Return every line of the data below that includes the string "port".
---------- INPUT
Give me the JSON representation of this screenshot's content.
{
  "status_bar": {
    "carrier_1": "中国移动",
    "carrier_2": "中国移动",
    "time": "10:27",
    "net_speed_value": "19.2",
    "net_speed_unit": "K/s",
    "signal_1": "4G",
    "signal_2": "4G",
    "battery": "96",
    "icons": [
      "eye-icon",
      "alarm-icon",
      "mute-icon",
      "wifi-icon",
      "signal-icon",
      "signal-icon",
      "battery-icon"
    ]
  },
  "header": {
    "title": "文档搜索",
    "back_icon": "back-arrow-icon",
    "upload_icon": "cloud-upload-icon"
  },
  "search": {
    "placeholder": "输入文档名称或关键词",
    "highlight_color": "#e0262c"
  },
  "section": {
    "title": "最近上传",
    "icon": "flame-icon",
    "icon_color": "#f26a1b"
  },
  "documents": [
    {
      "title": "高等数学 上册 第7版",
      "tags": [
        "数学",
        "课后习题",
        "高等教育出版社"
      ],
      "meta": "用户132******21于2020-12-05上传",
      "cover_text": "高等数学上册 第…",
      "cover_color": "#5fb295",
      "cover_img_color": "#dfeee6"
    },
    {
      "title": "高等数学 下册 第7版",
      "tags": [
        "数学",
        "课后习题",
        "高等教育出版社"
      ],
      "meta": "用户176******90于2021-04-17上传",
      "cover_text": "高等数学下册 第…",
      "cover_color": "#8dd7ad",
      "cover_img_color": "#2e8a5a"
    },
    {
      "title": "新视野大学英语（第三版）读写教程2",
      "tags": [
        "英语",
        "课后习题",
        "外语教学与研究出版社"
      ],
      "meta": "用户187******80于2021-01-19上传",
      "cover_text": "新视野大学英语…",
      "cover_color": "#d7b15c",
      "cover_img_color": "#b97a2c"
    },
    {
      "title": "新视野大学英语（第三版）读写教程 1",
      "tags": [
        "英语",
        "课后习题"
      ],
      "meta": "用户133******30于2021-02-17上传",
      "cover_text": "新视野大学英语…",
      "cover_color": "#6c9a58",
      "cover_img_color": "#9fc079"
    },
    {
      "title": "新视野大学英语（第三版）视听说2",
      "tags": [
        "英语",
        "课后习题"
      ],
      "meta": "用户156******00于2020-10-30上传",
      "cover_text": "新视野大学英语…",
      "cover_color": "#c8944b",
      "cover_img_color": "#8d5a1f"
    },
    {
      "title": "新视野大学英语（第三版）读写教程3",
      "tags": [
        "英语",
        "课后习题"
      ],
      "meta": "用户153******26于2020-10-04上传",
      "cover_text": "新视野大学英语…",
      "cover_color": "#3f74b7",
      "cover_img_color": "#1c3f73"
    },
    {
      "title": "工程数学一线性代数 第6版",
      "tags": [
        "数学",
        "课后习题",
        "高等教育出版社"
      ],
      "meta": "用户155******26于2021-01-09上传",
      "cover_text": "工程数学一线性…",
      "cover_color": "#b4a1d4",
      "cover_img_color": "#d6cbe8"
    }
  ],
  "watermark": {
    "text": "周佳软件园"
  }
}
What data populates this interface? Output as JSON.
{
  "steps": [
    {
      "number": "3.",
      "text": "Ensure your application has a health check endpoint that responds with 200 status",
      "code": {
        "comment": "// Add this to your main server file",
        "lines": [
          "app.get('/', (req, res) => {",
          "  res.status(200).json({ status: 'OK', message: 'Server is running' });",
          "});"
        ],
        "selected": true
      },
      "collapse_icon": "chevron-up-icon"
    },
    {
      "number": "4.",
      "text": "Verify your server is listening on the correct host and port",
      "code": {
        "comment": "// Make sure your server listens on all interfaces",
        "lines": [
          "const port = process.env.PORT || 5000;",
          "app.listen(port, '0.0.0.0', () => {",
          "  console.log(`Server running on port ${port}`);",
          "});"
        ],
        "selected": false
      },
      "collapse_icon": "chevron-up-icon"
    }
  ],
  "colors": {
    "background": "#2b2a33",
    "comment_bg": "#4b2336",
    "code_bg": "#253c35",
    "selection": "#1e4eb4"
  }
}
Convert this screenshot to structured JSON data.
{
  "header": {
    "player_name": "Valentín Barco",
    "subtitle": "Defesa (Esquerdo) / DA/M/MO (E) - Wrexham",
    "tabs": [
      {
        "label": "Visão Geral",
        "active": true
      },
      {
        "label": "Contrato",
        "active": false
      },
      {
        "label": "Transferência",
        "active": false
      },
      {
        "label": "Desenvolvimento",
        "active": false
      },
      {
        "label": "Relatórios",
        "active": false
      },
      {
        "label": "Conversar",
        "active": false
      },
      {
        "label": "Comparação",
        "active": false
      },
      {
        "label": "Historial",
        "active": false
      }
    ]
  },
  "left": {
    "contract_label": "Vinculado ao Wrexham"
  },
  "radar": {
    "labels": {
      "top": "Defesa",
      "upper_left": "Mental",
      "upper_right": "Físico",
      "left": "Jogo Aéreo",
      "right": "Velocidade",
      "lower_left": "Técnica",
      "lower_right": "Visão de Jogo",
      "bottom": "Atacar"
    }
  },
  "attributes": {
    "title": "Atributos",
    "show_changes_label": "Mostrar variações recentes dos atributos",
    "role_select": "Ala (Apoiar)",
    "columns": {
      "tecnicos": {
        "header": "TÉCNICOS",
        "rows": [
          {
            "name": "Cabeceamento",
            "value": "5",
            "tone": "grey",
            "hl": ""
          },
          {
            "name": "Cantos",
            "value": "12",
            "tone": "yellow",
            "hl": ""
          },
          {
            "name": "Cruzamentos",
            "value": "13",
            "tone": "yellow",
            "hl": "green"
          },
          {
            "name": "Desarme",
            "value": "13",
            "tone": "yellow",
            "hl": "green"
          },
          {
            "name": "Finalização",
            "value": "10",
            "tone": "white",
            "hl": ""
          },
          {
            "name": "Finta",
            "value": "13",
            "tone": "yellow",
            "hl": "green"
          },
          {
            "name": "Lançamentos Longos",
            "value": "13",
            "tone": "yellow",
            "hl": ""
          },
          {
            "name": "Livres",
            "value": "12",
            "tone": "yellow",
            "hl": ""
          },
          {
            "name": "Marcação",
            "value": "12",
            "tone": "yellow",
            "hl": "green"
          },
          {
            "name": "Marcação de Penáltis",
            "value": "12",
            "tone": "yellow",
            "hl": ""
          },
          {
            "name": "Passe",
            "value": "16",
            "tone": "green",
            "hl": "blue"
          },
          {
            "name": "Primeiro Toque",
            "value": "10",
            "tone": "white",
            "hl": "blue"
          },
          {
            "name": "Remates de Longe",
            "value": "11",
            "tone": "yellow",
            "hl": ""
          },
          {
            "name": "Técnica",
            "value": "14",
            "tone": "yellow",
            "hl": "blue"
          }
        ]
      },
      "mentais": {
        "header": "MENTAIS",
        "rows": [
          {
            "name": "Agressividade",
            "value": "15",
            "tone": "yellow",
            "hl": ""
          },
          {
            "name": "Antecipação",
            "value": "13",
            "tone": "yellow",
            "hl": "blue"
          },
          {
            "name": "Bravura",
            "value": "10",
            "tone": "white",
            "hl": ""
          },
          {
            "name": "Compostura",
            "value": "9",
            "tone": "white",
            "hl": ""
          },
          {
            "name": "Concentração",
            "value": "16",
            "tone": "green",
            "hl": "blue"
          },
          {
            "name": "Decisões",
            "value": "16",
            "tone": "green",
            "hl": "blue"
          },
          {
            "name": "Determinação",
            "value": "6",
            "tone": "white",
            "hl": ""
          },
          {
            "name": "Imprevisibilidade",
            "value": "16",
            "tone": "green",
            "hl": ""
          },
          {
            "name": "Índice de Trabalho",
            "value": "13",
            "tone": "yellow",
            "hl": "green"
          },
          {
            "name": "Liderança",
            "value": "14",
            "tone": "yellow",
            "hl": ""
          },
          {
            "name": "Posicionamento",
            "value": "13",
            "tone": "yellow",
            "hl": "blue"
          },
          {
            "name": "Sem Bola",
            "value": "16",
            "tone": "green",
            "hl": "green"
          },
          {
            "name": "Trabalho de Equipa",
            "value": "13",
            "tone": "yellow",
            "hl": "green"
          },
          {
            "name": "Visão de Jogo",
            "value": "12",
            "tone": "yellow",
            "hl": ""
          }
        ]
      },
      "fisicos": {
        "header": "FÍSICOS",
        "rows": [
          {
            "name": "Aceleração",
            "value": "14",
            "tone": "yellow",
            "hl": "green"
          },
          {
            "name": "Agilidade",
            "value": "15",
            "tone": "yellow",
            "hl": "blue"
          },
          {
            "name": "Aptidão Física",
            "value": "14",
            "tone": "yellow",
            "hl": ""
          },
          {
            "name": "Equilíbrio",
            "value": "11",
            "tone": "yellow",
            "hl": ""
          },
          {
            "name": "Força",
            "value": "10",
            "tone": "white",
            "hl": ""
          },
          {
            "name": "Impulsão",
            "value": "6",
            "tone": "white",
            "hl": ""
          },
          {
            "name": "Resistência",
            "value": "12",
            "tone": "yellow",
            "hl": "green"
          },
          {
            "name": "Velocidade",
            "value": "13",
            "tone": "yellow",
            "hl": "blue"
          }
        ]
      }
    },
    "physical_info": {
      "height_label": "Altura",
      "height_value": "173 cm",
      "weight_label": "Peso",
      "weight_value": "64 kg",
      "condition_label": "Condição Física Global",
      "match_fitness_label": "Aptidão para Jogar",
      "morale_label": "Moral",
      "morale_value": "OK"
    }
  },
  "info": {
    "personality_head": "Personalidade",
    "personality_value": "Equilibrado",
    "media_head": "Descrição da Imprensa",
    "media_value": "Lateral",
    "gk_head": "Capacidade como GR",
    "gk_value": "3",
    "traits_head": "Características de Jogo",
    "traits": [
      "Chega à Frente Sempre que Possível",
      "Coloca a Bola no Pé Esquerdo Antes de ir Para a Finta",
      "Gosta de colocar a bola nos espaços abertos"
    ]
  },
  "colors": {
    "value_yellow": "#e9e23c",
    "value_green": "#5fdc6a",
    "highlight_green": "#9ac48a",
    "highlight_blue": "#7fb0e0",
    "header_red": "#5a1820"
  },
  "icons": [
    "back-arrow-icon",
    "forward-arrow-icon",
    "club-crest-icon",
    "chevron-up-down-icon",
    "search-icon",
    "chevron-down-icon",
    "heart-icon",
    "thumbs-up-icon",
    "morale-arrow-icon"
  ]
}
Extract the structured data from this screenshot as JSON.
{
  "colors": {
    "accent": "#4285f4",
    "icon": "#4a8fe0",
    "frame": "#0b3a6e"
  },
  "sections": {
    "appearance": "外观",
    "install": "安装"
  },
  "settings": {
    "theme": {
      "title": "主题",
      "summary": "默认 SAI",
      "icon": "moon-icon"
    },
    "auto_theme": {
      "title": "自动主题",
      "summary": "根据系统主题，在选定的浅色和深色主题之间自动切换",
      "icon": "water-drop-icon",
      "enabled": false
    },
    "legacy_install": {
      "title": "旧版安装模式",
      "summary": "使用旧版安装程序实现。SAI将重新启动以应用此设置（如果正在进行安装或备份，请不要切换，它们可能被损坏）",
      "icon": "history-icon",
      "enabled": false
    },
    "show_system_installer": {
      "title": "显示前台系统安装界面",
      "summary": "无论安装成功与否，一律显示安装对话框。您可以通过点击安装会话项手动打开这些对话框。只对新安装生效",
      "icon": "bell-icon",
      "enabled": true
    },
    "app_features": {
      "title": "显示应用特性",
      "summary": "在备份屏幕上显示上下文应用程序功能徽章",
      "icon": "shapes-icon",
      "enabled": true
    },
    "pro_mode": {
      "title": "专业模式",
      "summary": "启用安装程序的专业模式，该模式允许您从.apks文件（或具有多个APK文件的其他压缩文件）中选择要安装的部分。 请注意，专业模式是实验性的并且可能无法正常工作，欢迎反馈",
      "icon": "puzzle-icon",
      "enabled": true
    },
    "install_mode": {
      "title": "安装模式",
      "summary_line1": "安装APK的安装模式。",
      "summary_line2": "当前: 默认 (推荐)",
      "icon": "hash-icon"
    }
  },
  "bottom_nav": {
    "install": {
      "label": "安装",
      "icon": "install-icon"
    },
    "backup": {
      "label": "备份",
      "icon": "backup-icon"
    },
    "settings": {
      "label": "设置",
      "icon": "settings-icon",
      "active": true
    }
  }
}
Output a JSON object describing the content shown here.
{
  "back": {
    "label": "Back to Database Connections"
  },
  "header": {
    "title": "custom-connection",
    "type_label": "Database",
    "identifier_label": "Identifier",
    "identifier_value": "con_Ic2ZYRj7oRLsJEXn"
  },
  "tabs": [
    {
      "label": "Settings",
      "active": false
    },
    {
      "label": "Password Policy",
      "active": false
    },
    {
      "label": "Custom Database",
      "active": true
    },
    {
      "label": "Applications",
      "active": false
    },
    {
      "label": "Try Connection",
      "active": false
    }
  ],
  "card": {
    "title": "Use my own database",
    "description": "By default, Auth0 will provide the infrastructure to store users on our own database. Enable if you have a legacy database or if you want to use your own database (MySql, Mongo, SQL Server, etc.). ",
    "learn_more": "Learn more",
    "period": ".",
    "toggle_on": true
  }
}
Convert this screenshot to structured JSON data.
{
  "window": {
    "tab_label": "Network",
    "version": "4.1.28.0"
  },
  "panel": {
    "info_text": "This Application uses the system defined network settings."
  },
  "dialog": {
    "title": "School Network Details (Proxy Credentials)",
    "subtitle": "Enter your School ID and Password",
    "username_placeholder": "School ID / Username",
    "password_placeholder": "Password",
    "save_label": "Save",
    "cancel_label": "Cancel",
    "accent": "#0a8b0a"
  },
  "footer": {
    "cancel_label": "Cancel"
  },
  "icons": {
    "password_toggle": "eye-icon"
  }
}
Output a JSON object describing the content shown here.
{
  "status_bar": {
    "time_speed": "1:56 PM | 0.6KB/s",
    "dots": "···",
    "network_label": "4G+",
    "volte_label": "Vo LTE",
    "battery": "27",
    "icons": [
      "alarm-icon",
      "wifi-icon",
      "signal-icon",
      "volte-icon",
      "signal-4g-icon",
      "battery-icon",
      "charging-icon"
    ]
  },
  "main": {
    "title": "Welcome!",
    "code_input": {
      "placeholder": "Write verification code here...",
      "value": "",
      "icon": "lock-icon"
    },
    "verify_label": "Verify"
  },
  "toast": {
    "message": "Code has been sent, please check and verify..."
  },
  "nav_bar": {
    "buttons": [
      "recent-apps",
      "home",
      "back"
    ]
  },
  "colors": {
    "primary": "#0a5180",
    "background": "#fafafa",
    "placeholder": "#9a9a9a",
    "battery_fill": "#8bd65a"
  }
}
--------------------
EXERCISE ANSWER:
      "text": "Verify your server is listening on the correct host and port",
          "const port = process.env.PORT || 5000;",
          "app.listen(port, '0.0.0.0', () => {",
          "  console.log(`Server running on port ${port}`);",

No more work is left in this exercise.